Dataset items:

"""

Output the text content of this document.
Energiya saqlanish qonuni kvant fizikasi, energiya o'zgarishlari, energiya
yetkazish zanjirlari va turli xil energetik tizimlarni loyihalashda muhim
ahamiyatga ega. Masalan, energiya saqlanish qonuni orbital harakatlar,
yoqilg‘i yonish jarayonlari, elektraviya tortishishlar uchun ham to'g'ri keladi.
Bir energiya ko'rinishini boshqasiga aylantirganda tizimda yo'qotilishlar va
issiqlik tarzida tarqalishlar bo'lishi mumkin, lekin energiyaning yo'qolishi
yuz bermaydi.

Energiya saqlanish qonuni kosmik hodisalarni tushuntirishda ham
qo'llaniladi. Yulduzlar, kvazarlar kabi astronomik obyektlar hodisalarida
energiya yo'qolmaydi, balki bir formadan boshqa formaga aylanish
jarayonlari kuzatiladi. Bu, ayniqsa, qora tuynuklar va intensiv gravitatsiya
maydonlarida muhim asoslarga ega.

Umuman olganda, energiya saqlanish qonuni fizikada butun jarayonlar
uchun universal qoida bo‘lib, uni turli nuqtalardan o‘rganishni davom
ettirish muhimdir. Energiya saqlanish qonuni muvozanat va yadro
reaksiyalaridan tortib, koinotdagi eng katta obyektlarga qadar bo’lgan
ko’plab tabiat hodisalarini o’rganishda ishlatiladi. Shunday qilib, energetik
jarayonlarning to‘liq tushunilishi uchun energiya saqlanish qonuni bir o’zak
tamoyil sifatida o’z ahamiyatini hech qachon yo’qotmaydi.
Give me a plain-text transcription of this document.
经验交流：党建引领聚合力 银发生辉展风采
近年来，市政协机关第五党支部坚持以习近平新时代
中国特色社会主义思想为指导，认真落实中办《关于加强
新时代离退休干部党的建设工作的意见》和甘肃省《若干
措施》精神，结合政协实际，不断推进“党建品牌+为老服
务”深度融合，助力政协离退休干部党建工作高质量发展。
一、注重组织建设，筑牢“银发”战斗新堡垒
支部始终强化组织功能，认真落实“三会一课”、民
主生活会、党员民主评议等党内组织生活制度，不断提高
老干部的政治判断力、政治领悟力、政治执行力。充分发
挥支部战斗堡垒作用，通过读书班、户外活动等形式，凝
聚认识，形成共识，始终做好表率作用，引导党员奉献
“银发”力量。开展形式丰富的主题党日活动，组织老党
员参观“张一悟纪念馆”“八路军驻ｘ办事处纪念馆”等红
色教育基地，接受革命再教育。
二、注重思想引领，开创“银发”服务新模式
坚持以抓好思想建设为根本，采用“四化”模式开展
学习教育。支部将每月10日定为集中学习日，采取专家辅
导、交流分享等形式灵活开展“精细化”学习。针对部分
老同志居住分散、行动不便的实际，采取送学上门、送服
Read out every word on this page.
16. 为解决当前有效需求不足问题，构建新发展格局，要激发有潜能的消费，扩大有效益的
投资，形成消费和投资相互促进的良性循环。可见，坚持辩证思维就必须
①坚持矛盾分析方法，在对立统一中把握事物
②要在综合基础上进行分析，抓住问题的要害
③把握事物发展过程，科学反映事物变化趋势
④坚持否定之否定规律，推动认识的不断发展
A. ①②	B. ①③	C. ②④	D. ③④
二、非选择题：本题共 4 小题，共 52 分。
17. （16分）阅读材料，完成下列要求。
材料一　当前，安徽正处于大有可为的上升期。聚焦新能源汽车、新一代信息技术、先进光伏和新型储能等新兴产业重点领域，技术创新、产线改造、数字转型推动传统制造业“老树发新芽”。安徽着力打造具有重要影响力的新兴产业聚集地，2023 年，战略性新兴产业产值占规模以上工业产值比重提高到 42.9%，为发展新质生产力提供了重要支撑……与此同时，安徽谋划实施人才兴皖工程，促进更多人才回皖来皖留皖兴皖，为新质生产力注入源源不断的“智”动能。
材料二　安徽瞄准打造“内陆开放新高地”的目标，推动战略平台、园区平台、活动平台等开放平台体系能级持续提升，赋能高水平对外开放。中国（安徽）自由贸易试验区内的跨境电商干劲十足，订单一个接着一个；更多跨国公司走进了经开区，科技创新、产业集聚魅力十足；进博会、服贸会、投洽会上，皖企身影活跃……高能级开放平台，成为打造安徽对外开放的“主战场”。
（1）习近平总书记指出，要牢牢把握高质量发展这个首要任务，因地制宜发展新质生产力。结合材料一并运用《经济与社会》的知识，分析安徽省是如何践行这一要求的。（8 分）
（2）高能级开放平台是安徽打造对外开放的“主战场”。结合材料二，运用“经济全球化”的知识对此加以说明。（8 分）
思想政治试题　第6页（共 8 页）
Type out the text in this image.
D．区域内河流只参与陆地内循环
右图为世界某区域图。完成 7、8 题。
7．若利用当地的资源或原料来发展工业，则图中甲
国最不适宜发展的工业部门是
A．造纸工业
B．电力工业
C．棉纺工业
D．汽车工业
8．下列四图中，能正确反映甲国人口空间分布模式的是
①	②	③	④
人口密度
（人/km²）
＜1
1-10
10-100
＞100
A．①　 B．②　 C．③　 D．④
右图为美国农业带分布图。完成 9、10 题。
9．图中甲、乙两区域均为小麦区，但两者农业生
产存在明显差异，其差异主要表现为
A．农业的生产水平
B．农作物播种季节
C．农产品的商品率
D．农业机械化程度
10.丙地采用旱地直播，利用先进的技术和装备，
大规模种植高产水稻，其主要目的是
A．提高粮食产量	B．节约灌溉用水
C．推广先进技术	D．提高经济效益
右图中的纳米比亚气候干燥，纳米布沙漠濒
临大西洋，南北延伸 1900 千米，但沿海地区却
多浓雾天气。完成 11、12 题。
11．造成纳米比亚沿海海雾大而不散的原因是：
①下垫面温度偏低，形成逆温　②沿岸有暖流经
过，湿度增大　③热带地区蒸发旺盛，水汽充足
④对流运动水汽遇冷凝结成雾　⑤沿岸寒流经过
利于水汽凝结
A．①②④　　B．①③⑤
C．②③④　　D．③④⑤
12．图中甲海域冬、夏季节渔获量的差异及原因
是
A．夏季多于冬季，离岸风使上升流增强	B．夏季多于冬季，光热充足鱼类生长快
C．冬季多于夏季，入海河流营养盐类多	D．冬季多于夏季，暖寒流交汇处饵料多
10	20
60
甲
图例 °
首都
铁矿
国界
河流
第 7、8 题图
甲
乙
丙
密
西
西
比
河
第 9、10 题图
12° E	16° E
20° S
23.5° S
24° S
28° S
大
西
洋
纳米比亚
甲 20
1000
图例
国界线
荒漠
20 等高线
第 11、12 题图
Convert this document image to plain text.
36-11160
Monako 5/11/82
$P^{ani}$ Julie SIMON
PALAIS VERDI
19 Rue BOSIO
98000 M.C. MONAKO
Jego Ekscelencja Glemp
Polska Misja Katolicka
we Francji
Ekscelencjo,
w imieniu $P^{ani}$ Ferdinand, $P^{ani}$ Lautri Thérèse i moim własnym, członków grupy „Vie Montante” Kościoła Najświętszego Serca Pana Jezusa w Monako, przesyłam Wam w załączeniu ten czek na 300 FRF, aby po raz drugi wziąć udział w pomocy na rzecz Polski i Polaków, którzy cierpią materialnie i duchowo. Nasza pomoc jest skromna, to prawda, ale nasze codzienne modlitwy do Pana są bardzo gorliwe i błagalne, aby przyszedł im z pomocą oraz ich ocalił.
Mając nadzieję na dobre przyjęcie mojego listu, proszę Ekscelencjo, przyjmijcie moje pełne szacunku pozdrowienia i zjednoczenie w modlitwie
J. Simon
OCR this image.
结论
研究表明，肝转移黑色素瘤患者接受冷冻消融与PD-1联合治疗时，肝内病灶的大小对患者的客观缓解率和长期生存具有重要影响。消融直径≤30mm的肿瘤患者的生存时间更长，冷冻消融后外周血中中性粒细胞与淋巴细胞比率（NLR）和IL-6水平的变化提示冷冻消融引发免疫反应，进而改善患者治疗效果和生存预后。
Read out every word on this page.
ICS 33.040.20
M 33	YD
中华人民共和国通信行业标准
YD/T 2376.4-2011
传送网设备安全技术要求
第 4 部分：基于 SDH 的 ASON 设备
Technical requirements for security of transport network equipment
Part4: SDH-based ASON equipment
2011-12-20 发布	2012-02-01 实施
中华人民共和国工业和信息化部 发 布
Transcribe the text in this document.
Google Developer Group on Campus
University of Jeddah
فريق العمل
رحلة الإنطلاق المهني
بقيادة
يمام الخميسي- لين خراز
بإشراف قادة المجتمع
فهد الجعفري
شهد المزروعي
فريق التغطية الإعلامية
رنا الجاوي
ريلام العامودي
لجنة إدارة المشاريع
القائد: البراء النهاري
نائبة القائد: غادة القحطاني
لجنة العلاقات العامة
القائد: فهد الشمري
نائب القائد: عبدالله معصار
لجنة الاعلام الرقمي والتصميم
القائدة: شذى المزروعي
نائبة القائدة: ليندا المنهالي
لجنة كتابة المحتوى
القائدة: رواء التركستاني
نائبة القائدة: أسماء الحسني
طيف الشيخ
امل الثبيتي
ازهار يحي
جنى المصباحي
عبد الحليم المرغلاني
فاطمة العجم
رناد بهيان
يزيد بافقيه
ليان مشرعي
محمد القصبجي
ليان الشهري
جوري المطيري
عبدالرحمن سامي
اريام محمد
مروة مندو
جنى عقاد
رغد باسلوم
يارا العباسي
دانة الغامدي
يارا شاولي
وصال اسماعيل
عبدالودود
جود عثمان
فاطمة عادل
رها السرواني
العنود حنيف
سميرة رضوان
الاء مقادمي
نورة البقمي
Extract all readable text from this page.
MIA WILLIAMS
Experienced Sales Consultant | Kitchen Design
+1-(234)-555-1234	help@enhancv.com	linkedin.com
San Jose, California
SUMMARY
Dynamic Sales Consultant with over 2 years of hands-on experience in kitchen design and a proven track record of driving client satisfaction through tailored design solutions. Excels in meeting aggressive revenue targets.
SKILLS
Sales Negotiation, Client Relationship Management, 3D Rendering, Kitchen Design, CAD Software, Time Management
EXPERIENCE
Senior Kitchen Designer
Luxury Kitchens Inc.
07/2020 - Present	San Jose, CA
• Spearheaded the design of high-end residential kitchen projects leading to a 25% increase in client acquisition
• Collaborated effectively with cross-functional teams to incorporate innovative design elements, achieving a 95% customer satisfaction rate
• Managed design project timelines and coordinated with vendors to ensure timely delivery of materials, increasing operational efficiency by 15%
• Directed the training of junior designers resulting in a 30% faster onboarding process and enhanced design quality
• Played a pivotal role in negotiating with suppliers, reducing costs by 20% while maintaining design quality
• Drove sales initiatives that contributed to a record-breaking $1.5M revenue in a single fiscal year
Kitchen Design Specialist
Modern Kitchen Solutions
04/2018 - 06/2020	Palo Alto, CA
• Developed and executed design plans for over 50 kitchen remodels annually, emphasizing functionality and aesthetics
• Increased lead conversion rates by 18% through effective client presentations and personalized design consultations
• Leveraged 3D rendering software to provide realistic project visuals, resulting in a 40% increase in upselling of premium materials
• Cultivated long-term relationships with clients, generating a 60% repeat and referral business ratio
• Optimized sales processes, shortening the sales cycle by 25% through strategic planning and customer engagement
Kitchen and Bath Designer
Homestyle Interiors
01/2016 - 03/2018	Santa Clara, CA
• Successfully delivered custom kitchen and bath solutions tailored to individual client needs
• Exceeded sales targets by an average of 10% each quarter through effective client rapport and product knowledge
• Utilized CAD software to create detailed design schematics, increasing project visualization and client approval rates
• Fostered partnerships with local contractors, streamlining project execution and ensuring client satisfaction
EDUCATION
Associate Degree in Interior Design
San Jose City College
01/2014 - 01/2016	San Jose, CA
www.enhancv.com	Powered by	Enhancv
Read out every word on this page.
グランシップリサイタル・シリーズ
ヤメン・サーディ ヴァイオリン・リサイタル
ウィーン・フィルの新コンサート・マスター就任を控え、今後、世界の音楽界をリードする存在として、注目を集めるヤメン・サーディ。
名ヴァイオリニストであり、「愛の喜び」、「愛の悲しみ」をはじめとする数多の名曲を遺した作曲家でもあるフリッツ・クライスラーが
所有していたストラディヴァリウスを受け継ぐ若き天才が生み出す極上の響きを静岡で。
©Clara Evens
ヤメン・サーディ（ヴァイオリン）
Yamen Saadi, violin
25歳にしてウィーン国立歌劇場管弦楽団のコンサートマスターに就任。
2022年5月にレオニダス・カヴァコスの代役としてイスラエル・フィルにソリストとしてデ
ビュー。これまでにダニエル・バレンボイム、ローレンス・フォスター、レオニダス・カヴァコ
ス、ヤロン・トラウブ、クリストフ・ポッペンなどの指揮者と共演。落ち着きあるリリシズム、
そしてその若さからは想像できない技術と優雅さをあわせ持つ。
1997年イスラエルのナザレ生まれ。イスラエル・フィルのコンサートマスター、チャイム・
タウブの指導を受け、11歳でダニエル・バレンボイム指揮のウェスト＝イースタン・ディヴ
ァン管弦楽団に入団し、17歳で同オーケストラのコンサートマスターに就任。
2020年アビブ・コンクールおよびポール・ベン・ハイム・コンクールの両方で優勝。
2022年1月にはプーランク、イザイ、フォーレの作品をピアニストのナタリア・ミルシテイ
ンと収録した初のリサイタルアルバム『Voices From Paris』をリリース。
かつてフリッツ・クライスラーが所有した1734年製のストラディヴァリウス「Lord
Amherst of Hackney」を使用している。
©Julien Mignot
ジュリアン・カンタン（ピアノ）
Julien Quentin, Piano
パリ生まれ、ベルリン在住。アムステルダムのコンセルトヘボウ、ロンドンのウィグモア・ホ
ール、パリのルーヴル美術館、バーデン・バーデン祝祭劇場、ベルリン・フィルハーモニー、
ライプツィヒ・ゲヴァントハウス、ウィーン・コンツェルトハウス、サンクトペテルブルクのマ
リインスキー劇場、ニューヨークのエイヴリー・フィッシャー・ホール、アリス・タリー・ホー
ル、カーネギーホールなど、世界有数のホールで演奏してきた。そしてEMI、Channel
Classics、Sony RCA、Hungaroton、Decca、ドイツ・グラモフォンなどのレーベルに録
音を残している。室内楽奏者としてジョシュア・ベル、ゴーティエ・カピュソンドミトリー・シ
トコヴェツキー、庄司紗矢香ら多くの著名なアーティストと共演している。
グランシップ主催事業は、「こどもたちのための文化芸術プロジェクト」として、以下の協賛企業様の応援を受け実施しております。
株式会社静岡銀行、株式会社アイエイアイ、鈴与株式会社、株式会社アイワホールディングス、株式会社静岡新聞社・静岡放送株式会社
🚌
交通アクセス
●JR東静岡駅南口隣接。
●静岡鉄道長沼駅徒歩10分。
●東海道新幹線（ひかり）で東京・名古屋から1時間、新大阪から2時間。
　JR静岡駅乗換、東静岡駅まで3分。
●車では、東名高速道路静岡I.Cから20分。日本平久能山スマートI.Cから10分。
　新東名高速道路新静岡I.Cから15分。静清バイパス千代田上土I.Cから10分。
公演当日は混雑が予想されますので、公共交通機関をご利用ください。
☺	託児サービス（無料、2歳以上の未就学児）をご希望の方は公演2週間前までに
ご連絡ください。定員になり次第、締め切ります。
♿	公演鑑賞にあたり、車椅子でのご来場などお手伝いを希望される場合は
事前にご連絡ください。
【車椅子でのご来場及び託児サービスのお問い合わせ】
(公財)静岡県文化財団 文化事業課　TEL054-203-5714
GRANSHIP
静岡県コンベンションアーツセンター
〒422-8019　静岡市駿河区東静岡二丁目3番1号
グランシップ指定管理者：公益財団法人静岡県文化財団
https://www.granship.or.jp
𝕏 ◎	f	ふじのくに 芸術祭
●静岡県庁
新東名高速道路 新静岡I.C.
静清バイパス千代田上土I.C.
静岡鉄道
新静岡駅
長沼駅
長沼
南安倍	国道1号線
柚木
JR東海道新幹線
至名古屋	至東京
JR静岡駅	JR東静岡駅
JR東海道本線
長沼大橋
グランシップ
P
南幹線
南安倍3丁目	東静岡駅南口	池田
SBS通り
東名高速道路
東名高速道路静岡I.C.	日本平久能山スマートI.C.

"""

List every line above that holds the word "Consultant".

### The reply
Experienced Sales Consultant | Kitchen Design
Dynamic Sales Consultant with over 2 years of hands-on experience in kitchen design and a proven track record of driving client satisfaction through tailored design solutions. Excels in meeting aggressive revenue targets.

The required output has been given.